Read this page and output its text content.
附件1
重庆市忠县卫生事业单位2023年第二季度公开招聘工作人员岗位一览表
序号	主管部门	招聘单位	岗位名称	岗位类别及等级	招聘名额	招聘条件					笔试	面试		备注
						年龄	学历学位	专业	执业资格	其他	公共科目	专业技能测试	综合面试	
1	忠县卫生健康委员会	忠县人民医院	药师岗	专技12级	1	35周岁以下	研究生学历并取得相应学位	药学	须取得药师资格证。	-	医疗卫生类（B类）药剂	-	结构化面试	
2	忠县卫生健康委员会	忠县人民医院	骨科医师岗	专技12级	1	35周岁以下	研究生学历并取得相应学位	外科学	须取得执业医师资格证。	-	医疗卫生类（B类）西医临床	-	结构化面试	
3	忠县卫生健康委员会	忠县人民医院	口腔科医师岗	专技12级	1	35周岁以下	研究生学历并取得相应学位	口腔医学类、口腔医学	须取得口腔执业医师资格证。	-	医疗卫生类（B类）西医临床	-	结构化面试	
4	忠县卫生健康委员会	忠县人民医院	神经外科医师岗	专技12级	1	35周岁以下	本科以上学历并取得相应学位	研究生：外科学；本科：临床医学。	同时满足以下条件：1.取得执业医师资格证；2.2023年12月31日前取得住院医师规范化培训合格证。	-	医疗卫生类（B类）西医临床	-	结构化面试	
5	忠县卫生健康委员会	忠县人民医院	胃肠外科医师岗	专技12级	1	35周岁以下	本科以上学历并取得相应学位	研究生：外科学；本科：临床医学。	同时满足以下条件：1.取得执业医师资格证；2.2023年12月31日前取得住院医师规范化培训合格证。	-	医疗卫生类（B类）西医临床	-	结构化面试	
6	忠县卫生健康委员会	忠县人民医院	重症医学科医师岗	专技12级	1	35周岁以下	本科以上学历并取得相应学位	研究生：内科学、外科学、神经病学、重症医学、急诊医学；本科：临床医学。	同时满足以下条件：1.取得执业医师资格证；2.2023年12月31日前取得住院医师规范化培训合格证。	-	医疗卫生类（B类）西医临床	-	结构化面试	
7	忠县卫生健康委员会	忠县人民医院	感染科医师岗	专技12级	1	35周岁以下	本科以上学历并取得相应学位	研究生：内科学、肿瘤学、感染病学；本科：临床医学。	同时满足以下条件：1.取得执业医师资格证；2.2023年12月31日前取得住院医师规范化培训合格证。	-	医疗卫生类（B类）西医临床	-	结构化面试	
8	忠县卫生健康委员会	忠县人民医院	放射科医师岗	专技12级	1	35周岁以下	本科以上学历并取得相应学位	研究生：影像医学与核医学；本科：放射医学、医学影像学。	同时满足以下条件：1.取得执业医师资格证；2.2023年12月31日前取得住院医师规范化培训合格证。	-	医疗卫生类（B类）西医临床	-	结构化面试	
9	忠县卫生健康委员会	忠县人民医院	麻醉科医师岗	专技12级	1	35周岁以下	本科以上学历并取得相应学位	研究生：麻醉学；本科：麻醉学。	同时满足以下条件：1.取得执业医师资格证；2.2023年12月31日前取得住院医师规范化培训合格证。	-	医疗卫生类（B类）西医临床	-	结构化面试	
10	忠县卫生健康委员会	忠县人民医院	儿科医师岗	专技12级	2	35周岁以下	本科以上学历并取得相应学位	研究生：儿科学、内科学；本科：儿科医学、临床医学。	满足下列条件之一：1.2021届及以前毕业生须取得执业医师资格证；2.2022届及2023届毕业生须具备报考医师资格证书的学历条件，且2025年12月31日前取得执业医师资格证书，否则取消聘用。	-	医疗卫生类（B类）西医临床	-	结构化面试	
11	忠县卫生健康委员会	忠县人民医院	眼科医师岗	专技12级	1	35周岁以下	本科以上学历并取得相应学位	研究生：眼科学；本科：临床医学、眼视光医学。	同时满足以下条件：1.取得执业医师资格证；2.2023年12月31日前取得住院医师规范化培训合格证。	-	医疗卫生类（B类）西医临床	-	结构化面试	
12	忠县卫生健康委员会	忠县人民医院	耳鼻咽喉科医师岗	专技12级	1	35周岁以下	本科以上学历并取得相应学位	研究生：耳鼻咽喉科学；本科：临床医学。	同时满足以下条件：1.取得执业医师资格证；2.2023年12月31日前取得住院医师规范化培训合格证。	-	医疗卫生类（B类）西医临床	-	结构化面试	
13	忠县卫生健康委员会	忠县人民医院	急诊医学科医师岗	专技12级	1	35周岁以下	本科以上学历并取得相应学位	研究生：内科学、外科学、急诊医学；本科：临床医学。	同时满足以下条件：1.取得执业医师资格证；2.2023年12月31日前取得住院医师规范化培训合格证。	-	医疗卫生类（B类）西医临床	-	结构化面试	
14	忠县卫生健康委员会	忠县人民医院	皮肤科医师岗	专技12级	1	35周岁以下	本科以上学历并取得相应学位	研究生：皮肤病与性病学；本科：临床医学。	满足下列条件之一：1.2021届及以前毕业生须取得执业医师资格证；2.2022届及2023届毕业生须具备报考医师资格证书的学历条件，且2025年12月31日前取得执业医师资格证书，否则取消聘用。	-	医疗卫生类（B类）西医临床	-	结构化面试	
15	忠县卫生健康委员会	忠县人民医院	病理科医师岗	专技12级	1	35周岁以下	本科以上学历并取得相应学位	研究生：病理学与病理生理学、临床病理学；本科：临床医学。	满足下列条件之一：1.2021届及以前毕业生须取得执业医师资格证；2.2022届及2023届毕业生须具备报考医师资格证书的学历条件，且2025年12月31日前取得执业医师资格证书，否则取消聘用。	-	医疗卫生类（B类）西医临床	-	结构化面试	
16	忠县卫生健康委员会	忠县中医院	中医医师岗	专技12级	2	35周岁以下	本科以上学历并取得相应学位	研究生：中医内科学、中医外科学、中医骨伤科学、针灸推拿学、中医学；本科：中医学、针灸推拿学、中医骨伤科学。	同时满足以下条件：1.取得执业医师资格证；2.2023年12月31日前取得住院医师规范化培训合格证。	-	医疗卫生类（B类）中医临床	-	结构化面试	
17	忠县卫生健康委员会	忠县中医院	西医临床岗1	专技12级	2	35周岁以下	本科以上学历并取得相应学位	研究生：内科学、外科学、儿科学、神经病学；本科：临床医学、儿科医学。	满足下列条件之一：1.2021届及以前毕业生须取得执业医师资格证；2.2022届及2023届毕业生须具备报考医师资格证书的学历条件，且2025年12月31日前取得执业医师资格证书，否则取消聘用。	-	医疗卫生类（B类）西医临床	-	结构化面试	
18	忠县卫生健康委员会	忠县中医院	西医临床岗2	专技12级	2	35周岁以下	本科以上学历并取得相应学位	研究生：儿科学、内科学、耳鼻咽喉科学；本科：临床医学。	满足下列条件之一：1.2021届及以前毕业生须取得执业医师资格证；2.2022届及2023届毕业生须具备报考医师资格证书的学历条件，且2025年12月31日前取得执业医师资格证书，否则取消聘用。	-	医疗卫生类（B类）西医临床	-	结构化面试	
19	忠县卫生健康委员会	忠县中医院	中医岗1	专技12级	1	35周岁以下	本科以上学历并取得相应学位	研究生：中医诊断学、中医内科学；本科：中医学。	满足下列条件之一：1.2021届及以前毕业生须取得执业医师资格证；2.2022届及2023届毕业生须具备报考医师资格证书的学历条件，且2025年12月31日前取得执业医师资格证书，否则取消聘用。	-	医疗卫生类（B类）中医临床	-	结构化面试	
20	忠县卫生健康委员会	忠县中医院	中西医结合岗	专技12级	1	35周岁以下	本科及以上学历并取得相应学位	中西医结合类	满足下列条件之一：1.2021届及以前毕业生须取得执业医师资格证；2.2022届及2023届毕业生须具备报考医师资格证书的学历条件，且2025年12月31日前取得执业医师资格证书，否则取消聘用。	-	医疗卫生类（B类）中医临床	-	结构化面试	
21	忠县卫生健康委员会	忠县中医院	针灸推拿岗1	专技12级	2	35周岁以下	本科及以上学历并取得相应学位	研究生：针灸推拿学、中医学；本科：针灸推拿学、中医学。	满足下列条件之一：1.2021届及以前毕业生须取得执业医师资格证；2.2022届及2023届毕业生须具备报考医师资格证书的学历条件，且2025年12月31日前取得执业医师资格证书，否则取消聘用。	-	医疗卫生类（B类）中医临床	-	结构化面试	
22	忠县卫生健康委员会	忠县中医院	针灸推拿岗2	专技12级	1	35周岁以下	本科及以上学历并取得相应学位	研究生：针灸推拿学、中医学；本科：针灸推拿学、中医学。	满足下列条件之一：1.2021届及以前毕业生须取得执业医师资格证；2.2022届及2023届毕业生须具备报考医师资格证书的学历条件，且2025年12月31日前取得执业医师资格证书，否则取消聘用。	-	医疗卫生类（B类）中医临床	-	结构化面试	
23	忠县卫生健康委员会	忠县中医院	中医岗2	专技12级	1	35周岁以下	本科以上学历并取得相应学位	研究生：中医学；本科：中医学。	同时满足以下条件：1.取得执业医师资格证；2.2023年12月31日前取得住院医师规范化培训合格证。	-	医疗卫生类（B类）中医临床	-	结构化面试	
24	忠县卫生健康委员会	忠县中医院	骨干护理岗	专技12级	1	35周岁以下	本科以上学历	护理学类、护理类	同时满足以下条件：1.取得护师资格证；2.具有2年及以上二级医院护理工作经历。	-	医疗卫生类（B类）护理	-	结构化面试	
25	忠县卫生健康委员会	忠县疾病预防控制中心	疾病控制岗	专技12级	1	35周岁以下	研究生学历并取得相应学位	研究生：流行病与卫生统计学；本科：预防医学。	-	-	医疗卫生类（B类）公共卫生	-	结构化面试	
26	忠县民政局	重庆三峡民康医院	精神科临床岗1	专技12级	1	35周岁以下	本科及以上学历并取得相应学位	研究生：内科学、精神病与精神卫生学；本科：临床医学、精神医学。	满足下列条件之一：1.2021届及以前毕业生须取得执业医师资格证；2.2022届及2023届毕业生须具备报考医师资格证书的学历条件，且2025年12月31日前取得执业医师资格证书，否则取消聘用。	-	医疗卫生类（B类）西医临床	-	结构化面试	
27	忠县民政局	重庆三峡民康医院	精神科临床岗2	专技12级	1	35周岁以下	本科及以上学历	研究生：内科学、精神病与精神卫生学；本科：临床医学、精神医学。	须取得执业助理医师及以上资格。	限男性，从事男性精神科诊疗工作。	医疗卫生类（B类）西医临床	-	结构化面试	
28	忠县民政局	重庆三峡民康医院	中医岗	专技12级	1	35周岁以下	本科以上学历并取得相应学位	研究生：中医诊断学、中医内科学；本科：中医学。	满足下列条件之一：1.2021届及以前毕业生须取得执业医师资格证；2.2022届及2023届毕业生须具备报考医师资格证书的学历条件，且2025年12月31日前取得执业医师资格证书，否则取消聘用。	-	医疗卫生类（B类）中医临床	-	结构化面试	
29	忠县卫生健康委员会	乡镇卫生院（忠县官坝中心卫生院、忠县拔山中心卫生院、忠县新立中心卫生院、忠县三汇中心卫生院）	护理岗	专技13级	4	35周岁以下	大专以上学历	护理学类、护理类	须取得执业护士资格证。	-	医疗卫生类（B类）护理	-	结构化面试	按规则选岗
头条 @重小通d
◇ ◇ ◇
◆ To be done:
Select and copy every line of the material that holds the string "中医诊断学".

◆ The reply:
19	忠县卫生健康委员会	忠县中医院	中医岗1	专技12级	1	35周岁以下	本科以上学历并取得相应学位	研究生：中医诊断学、中医内科学；本科：中医学。	满足下列条件之一：1.2021届及以前毕业生须取得执业医师资格证；2.2022届及2023届毕业生须具备报考医师资格证书的学历条件，且2025年12月31日前取得执业医师资格证书，否则取消聘用。	-	医疗卫生类（B类）中医临床	-	结构化面试	
28	忠县民政局	重庆三峡民康医院	中医岗	专技12级	1	35周岁以下	本科以上学历并取得相应学位	研究生：中医诊断学、中医内科学；本科：中医学。	满足下列条件之一：1.2021届及以前毕业生须取得执业医师资格证；2.2022届及2023届毕业生须具备报考医师资格证书的学历条件，且2025年12月31日前取得执业医师资格证书，否则取消聘用。	-	医疗卫生类（B类）中医临床	-	结构化面试	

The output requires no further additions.